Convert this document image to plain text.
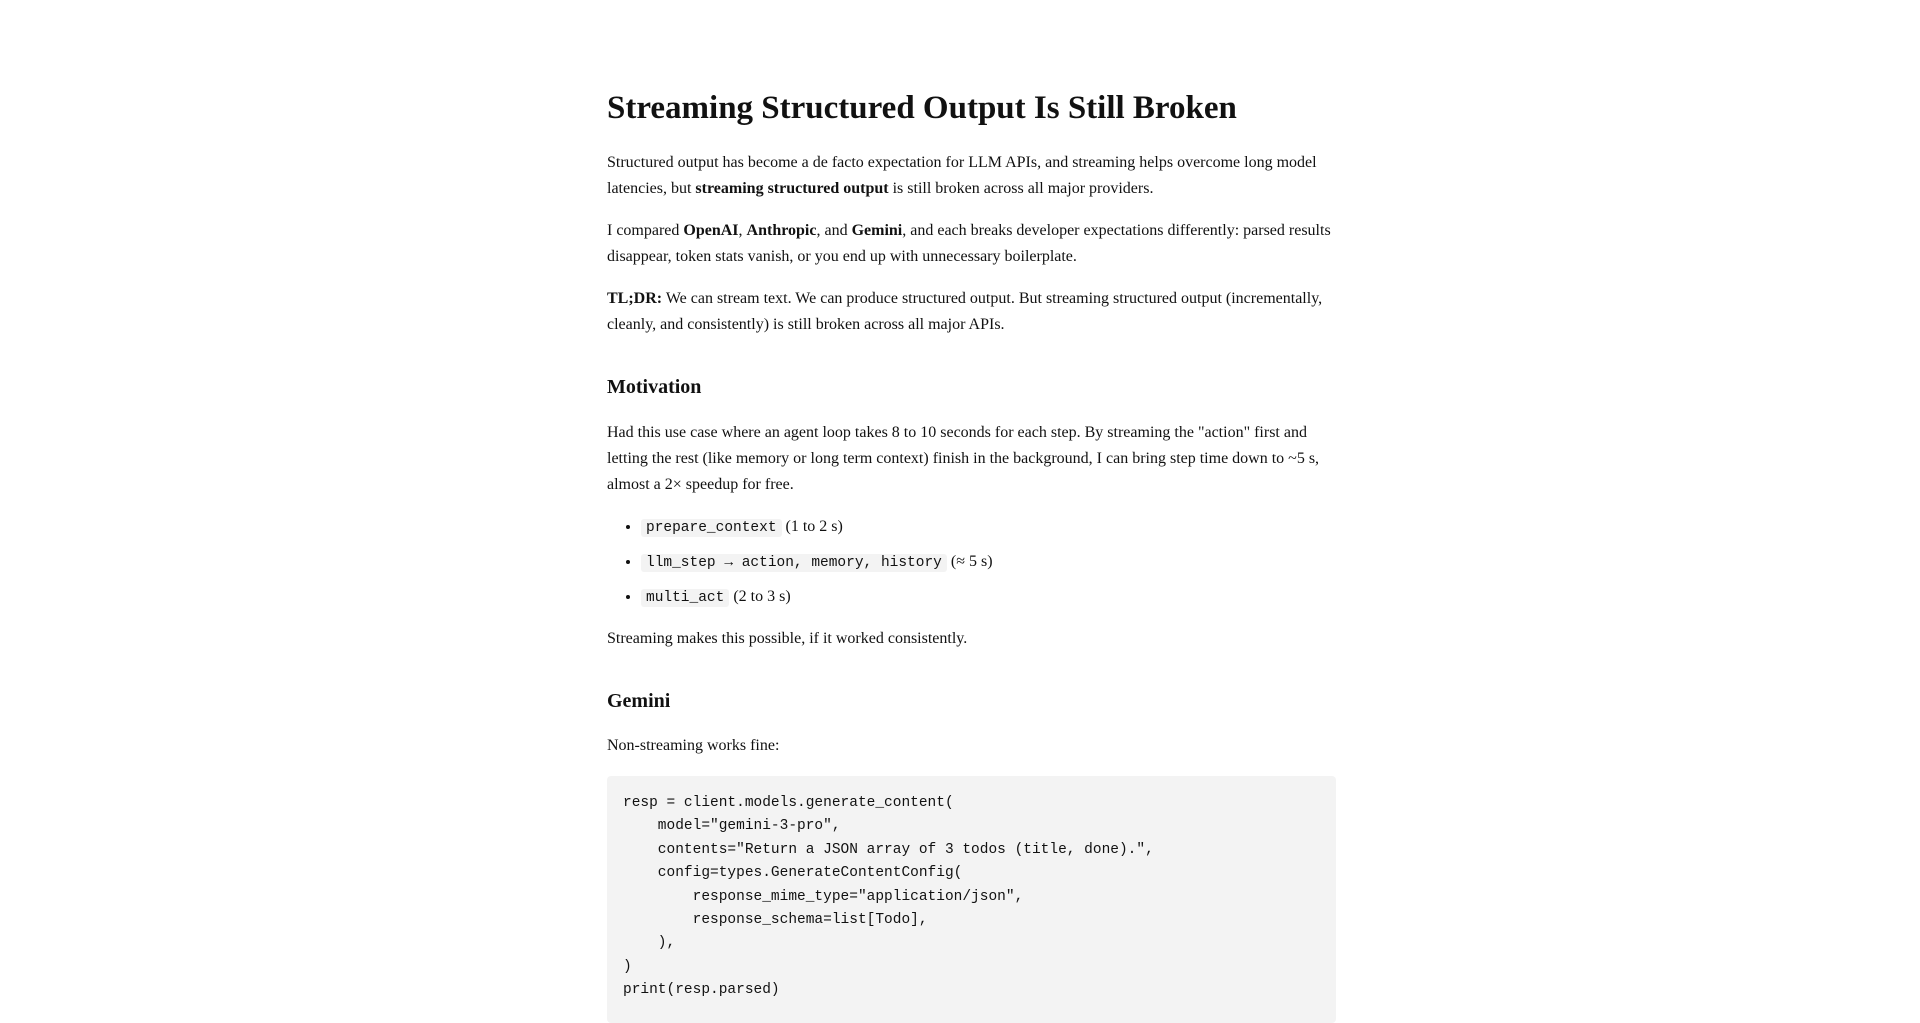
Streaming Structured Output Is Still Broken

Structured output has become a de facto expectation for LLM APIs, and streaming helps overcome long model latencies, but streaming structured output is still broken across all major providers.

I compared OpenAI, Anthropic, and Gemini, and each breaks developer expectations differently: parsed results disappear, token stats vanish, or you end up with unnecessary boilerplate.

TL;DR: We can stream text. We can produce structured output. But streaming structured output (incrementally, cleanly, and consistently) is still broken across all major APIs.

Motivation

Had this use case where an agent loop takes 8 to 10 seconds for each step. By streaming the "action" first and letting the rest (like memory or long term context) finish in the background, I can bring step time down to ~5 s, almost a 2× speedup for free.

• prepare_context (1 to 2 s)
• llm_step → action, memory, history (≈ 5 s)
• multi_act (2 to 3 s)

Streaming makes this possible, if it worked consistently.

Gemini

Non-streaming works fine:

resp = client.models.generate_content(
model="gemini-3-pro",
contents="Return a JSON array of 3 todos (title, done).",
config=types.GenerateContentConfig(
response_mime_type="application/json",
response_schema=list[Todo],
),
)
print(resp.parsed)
+===+
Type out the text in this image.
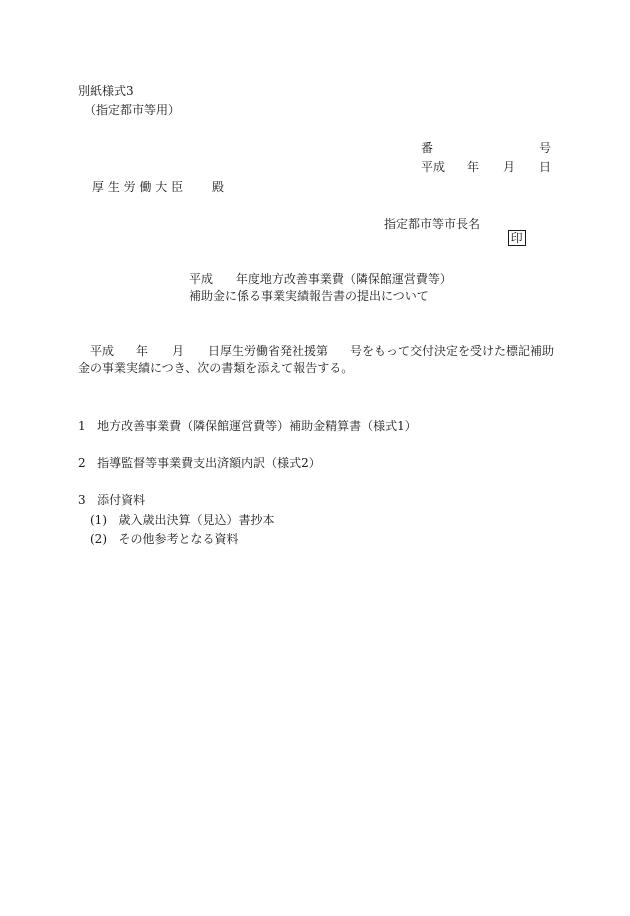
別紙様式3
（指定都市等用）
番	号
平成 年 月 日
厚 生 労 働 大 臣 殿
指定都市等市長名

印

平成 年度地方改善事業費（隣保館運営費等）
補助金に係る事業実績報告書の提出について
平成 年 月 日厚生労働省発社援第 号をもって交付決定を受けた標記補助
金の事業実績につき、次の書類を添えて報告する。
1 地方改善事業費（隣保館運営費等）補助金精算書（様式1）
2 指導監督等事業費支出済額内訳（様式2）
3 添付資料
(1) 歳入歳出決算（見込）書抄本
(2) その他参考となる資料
+===+
◆ **PROMPT**
What count of lines in the listing contain the word "long"? Reply with the number only.

◆ **REPLY TO THE TASK**
2